_Excerpted passage_
***

Sunday, June 05, 2011

Prevention of aphids and fig spoilage with Tanglefoot

Two major problems can be prevented if I am diligent now. When the figs start to ripen, ants enter the fruits. The originally sterile fig then develops infection with fungus and bacteria that the ant carries. This is the plant version of an STD. The figs spoil. If they don't spoil, the presence of the ants, inside the figs, adds an interesting sensation to the tongue when I bite into the fig. Crunchy, with a slight tang, not entirely bad. But odd.

Cherry trees develop debilitating cherry aphids in the summer, carried onto the leaves by ants. Without the ants, the aphids don't occur. I read that ants farm, using aphids as their "cows".

Both issues are prevented by a ring of Tanglefoot. Tanglefoot is a very very gooey sticky substance that, once applied, doesn't go away. Ants can't crawl across tanglefoot, and don't even try. It repels them. I place a collar of stretchy plastic on the bark first. I cut plastic baggies into strips, then tie around the tree. This makes a collar to appy tanglefoot. Without the collar, the tanglefoot would remain on the bark, and after a year is a sticky mess but has enough debris attached that ants can crawl over it. Each Spring I remove the old collars. Now is time to replace.

This is all that's needed. Strips of plastic, a disposable spoon, knife or fork, and the Tanglefoot. It's impossible to remove Tanglefoot from a nondisposable tool, so I use plastic.

Up close. This is a fig tree.

At a distance. The collar is not unsightly, it can barely be seen.

Aphids also infest apples, pears, and peaches via ant farming practices. They are next. When I do this ground level work then stand up, it makes me dizzy. I can do a half dozen at a time.

Any weeds or grass that can create "bridges" for the ants are pulled.

***

_Provided records_
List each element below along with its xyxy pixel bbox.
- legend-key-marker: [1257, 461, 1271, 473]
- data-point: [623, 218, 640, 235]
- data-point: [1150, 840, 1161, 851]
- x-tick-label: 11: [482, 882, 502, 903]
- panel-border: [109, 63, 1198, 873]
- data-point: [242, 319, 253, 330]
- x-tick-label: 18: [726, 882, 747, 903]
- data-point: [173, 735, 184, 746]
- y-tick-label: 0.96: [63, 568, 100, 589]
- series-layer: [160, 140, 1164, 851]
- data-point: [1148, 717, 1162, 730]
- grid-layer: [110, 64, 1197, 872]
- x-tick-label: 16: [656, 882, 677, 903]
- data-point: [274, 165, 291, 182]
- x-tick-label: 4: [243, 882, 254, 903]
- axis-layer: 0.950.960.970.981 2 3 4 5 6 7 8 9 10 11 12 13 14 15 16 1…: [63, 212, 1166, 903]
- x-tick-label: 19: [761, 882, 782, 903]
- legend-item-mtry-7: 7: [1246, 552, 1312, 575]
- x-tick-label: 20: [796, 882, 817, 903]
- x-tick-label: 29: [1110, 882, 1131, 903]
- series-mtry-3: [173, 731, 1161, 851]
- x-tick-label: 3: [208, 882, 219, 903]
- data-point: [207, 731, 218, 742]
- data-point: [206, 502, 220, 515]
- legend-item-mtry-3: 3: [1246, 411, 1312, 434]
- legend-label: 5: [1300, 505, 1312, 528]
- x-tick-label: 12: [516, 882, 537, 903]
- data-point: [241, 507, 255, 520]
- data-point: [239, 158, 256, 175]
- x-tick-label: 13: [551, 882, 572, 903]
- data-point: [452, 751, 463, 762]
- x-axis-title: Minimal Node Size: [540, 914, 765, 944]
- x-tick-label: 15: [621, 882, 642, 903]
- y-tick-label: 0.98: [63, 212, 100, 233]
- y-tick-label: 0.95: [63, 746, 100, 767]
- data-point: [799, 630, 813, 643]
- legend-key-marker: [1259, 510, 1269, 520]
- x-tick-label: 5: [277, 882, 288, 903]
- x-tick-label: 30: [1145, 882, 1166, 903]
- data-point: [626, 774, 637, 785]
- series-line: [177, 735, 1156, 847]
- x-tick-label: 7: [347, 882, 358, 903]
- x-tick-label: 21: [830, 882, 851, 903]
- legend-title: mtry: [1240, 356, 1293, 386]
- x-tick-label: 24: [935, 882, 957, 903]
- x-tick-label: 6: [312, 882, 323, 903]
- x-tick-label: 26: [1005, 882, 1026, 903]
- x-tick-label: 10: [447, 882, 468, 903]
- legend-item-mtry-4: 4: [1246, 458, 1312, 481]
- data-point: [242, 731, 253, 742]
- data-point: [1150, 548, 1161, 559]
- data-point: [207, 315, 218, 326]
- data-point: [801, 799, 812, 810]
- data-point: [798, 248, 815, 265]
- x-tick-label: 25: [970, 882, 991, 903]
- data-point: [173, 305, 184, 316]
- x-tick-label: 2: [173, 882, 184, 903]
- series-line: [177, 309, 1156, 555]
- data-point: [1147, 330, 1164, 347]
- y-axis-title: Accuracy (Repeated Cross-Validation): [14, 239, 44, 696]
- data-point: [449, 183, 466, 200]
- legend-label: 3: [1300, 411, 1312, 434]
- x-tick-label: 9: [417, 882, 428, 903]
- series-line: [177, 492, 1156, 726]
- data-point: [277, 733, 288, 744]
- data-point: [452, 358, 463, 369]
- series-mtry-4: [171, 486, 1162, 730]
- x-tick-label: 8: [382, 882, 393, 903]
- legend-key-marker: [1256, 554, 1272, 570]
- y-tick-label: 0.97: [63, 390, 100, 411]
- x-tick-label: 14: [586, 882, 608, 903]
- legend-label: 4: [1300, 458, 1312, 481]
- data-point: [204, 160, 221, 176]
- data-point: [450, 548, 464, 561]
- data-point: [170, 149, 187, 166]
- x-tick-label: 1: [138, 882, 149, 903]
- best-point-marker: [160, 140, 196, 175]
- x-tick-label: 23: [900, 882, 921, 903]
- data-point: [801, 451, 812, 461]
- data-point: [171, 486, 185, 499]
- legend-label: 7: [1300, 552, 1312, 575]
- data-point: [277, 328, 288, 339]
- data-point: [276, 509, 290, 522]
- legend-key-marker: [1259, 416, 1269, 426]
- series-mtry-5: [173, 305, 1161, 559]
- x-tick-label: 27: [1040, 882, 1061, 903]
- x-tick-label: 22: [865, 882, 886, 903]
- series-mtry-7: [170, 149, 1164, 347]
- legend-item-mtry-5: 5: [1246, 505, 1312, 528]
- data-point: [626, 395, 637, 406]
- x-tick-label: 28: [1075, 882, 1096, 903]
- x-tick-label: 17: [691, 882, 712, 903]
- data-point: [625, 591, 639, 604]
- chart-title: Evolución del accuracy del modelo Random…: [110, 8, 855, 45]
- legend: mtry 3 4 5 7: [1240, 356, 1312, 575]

***

_The problem_
Answer these questions using the Tanglefoot post.
(a) What does the writer cut into strips to make the collars around the trees?
(b) Why does the writer apply Tanglefoot with a plastic utensil?
(c) What gets pulled because it can create "bridges" for the ants?
Answer from the Tanglefoot post alone, not from the listing.

_Solution to the exercise_
(a) Plastic baggies.
(b) It is impossible to remove Tanglefoot from a nondisposable tool.
(c) Any weeds or grass.